## Begin Data in this exercise
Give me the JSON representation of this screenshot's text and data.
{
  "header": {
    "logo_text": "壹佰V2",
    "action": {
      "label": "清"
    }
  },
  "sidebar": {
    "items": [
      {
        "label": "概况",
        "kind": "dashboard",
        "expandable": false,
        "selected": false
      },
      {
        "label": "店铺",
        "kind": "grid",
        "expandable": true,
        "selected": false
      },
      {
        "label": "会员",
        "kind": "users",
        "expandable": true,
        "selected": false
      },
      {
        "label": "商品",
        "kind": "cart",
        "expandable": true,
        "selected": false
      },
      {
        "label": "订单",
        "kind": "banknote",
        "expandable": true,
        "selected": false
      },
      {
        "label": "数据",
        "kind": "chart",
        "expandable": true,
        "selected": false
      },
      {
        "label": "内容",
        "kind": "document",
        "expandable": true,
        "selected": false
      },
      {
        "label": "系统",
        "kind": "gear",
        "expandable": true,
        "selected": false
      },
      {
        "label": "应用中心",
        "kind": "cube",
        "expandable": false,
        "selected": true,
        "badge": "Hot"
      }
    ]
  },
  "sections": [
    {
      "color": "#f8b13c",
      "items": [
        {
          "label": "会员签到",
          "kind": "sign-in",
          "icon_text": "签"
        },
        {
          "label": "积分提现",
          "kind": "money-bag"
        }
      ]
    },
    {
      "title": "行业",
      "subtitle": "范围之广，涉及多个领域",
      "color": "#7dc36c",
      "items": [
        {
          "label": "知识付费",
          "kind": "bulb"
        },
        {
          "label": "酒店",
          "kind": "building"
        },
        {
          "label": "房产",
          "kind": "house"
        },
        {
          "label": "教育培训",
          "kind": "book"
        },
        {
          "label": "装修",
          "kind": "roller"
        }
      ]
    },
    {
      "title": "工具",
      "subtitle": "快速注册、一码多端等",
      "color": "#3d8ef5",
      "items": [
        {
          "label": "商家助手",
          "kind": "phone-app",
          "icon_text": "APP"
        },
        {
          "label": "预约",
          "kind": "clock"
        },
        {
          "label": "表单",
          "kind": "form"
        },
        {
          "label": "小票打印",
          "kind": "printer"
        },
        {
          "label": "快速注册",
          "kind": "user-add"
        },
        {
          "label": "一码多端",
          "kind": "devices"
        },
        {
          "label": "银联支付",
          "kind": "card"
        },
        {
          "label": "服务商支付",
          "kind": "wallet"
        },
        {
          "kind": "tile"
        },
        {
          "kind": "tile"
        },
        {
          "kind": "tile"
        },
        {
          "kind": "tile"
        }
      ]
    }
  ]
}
## End Data in this exercise
> Task requirements
Check each line in the listing above for the string "subtitle", then report how many lines contain it, with no other text.

> In response
2